TASK BRIEF
Format the records below as a JSON list of strings, one string per line, taking everything from the start down to and including the line containing "953, 51, 956]". Leave out blank lines.

(Items from a dataset)
((

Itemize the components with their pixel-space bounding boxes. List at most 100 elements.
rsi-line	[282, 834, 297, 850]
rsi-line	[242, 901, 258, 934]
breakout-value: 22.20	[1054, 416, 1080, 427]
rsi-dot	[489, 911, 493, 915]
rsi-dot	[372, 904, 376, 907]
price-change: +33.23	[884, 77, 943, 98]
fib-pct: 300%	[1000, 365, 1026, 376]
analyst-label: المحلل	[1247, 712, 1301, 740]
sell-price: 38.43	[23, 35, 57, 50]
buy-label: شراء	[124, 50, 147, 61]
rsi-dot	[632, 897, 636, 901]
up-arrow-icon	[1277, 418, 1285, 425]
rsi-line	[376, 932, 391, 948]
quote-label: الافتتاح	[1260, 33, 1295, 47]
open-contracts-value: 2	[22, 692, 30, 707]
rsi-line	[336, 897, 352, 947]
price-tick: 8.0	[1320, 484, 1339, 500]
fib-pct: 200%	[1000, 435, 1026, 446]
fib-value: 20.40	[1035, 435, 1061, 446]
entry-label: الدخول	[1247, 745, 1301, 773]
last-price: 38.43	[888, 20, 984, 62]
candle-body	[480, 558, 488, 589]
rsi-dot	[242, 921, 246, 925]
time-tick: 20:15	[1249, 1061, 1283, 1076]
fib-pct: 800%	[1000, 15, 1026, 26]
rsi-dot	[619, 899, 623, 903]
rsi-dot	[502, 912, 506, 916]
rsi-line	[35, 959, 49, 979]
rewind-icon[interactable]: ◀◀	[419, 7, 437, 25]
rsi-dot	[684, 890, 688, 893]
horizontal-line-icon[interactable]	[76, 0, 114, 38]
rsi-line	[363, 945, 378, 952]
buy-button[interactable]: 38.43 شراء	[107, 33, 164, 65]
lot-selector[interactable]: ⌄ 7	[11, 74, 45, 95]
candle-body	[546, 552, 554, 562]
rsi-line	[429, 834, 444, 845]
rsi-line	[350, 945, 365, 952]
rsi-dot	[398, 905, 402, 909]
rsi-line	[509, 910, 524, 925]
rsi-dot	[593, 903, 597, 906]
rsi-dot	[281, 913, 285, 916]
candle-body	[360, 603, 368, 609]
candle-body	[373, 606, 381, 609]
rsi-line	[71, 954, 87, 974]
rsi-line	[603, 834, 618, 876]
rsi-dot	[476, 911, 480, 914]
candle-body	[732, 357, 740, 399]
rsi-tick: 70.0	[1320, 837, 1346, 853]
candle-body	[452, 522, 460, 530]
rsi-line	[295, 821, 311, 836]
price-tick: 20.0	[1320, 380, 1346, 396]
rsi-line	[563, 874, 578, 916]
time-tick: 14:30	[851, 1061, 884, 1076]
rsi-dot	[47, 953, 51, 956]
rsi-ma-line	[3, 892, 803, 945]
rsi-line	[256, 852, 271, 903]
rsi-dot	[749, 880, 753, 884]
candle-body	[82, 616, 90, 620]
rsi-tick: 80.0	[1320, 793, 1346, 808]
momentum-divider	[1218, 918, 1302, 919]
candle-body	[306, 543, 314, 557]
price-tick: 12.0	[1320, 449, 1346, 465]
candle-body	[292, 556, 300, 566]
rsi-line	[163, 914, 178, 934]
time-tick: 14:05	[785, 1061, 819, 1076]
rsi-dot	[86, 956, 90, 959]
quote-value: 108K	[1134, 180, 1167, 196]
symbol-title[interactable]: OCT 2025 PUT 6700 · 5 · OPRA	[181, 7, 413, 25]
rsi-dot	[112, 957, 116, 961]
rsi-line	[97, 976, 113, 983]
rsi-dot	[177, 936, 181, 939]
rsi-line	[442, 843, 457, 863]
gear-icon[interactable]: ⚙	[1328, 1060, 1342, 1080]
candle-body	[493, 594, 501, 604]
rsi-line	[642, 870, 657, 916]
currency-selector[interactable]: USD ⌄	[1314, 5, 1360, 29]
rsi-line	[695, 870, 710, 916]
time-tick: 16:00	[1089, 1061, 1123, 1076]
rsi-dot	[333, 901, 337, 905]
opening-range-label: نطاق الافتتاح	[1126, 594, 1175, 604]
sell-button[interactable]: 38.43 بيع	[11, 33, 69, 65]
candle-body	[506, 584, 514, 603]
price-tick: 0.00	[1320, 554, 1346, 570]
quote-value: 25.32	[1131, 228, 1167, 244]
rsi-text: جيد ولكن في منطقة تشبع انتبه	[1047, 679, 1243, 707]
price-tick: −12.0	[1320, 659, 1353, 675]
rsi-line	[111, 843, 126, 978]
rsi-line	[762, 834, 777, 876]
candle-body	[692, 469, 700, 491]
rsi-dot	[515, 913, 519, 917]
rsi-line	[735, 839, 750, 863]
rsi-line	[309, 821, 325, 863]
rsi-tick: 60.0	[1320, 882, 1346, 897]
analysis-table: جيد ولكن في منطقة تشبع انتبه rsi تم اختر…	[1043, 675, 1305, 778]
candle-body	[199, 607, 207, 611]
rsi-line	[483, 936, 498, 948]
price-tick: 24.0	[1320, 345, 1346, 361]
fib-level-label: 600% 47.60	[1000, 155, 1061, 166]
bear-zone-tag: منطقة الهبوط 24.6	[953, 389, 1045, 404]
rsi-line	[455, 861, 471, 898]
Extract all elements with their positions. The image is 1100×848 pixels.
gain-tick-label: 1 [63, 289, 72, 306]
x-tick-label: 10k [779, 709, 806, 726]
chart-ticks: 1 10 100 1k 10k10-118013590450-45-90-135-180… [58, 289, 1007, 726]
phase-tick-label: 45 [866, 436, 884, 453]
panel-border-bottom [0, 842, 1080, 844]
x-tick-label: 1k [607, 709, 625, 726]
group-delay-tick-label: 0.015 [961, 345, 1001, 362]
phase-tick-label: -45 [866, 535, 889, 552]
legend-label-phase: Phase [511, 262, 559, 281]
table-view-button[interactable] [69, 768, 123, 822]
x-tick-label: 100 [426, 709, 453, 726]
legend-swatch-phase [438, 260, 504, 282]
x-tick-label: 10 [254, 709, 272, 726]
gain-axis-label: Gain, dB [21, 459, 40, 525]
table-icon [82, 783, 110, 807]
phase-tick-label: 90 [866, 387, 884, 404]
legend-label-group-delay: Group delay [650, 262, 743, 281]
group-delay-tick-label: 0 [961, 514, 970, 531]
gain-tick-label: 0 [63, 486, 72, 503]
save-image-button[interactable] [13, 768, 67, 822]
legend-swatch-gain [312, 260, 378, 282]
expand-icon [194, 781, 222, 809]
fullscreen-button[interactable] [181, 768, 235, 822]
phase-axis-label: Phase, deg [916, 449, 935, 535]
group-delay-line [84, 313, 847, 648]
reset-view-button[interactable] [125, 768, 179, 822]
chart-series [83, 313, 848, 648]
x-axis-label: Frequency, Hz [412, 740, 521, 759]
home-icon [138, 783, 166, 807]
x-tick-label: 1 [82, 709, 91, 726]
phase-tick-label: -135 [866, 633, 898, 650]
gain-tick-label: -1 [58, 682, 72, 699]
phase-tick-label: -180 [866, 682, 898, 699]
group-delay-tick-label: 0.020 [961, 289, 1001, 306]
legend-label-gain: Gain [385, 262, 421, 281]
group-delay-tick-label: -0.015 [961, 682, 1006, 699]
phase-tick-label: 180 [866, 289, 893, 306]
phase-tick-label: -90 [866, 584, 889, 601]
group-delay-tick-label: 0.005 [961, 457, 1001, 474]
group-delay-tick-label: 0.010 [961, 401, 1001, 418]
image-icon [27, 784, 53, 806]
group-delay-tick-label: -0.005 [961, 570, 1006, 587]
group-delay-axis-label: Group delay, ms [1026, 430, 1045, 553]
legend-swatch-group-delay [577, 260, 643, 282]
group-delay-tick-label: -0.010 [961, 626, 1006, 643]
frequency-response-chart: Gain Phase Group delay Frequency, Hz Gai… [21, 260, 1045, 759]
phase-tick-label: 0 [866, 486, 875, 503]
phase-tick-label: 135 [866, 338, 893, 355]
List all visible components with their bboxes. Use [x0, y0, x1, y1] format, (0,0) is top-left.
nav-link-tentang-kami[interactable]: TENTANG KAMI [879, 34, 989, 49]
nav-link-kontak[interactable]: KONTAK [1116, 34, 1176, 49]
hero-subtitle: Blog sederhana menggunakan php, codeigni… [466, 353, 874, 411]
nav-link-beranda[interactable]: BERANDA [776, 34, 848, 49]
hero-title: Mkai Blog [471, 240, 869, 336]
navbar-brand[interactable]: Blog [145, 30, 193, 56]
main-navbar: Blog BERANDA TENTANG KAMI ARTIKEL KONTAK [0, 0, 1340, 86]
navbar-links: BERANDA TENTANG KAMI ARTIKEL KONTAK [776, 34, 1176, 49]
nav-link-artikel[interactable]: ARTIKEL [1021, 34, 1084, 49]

))

SOLUTION TO THIS TASK
[
  "Itemize the components with their pixel-space bounding boxes. List at most 100 elements.",
  "rsi-line\t[282, 834, 297, 850]",
  "rsi-line\t[242, 901, 258, 934]",
  "breakout-value: 22.20\t[1054, 416, 1080, 427]",
  "rsi-dot\t[489, 911, 493, 915]",
  "rsi-dot\t[372, 904, 376, 907]",
  "price-change: +33.23\t[884, 77, 943, 98]",
  "fib-pct: 300%\t[1000, 365, 1026, 376]",
  "analyst-label: المحلل\t[1247, 712, 1301, 740]",
  "sell-price: 38.43\t[23, 35, 57, 50]",
  "buy-label: شراء\t[124, 50, 147, 61]",
  "rsi-dot\t[632, 897, 636, 901]",
  "up-arrow-icon\t[1277, 418, 1285, 425]",
  "rsi-line\t[376, 932, 391, 948]",
  "quote-label: الافتتاح\t[1260, 33, 1295, 47]",
  "open-contracts-value: 2\t[22, 692, 30, 707]",
  "rsi-line\t[336, 897, 352, 947]",
  "price-tick: 8.0\t[1320, 484, 1339, 500]",
  "fib-pct: 200%\t[1000, 435, 1026, 446]",
  "fib-value: 20.40\t[1035, 435, 1061, 446]",
  "entry-label: الدخول\t[1247, 745, 1301, 773]",
  "last-price: 38.43\t[888, 20, 984, 62]",
  "candle-body\t[480, 558, 488, 589]",
  "rsi-dot\t[242, 921, 246, 925]",
  "time-tick: 20:15\t[1249, 1061, 1283, 1076]",
  "fib-pct: 800%\t[1000, 15, 1026, 26]",
  "rsi-dot\t[619, 899, 623, 903]",
  "rsi-dot\t[502, 912, 506, 916]",
  "rsi-line\t[35, 959, 49, 979]",
  "rewind-icon[interactable]: ◀◀\t[419, 7, 437, 25]",
  "rsi-dot\t[684, 890, 688, 893]",
  "horizontal-line-icon[interactable]\t[76, 0, 114, 38]",
  "rsi-line\t[363, 945, 378, 952]",
  "buy-button[interactable]: 38.43 شراء\t[107, 33, 164, 65]",
  "lot-selector[interactable]: ⌄ 7\t[11, 74, 45, 95]",
  "candle-body\t[546, 552, 554, 562]",
  "rsi-line\t[429, 834, 444, 845]",
  "rsi-line\t[350, 945, 365, 952]",
  "rsi-dot\t[398, 905, 402, 909]",
  "rsi-line\t[509, 910, 524, 925]",
  "rsi-dot\t[593, 903, 597, 906]",
  "rsi-dot\t[281, 913, 285, 916]",
  "candle-body\t[360, 603, 368, 609]",
  "candle-body\t[373, 606, 381, 609]",
  "rsi-line\t[71, 954, 87, 974]",
  "rsi-line\t[603, 834, 618, 876]",
  "rsi-dot\t[476, 911, 480, 914]",
  "candle-body\t[732, 357, 740, 399]",
  "rsi-tick: 70.0\t[1320, 837, 1346, 853]",
  "candle-body\t[452, 522, 460, 530]",
  "rsi-line\t[295, 821, 311, 836]",
  "price-tick: 20.0\t[1320, 380, 1346, 396]",
  "rsi-line\t[563, 874, 578, 916]",
  "time-tick: 14:30\t[851, 1061, 884, 1076]",
  "rsi-dot\t[47, 953, 51, 956]"
]